- Request -
Take all the material and copy it exactly.

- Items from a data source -
:::::

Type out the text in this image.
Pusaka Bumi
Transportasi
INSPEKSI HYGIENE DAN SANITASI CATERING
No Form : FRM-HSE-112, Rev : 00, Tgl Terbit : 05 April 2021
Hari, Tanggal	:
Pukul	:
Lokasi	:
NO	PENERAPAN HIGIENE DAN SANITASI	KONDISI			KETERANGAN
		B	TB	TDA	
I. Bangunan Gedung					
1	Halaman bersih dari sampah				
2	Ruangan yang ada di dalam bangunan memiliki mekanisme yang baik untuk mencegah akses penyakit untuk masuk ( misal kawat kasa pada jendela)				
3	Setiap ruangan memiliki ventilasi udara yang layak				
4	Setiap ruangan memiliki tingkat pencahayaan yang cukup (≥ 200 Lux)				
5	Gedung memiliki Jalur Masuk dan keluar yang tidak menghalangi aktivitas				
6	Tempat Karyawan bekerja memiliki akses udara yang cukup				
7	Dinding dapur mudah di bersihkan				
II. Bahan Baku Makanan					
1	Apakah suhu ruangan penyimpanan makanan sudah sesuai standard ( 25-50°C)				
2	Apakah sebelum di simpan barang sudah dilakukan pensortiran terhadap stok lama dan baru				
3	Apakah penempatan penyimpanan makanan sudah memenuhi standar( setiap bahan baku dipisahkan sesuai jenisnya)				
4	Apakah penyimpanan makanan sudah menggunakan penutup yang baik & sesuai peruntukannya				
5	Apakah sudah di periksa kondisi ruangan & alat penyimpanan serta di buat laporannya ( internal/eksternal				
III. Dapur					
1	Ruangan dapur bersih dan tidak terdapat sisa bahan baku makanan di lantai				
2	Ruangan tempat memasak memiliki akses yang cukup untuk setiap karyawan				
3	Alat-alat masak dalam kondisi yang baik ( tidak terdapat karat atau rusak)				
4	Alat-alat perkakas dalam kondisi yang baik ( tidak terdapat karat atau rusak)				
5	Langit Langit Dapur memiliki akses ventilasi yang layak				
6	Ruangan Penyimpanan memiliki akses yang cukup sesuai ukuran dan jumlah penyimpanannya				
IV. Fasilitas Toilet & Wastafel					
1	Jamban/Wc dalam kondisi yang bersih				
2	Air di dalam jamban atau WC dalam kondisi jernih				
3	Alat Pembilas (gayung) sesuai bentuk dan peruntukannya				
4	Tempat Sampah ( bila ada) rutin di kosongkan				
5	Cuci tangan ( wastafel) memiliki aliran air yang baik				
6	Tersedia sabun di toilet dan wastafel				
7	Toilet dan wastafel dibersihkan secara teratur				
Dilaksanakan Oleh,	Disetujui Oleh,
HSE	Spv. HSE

:::::

- Correct answer -
Type out the text in this image.
Pusaka Bumi
Transportasi
INSPEKSI HYGIENE DAN SANITASI CATERING
No Form : FRM-HSE-112, Rev : 00, Tgl Terbit : 05 April 2021
Hari, Tanggal	:
Pukul	:
Lokasi	:
NO	PENERAPAN HIGIENE DAN SANITASI	KONDISI			KETERANGAN
		B	TB	TDA	
I. Bangunan Gedung					
1	Halaman bersih dari sampah				
2	Ruangan yang ada di dalam bangunan memiliki mekanisme yang baik untuk mencegah akses penyakit untuk masuk ( misal kawat kasa pada jendela)				
3	Setiap ruangan memiliki ventilasi udara yang layak				
4	Setiap ruangan memiliki tingkat pencahayaan yang cukup (≥ 200 Lux)				
5	Gedung memiliki Jalur Masuk dan keluar yang tidak menghalangi aktivitas				
6	Tempat Karyawan bekerja memiliki akses udara yang cukup				
7	Dinding dapur mudah di bersihkan				
II. Bahan Baku Makanan					
1	Apakah suhu ruangan penyimpanan makanan sudah sesuai standard ( 25-50°C)				
2	Apakah sebelum di simpan barang sudah dilakukan pensortiran terhadap stok lama dan baru				
3	Apakah penempatan penyimpanan makanan sudah memenuhi standar( setiap bahan baku dipisahkan sesuai jenisnya)				
4	Apakah penyimpanan makanan sudah menggunakan penutup yang baik & sesuai peruntukannya				
5	Apakah sudah di periksa kondisi ruangan & alat penyimpanan serta di buat laporannya ( internal/eksternal				
III. Dapur					
1	Ruangan dapur bersih dan tidak terdapat sisa bahan baku makanan di lantai				
2	Ruangan tempat memasak memiliki akses yang cukup untuk setiap karyawan				
3	Alat-alat masak dalam kondisi yang baik ( tidak terdapat karat atau rusak)				
4	Alat-alat perkakas dalam kondisi yang baik ( tidak terdapat karat atau rusak)				
5	Langit Langit Dapur memiliki akses ventilasi yang layak				
6	Ruangan Penyimpanan memiliki akses yang cukup sesuai ukuran dan jumlah penyimpanannya				
IV. Fasilitas Toilet & Wastafel					
1	Jamban/Wc dalam kondisi yang bersih				
2	Air di dalam jamban atau WC dalam kondisi jernih				
3	Alat Pembilas (gayung) sesuai bentuk dan peruntukannya				
4	Tempat Sampah ( bila ada) rutin di kosongkan				
5	Cuci tangan ( wastafel) memiliki aliran air yang baik				
6	Tersedia sabun di toilet dan wastafel				
7	Toilet dan wastafel dibersihkan secara teratur				
Dilaksanakan Oleh,	Disetujui Oleh,
HSE	Spv. HSE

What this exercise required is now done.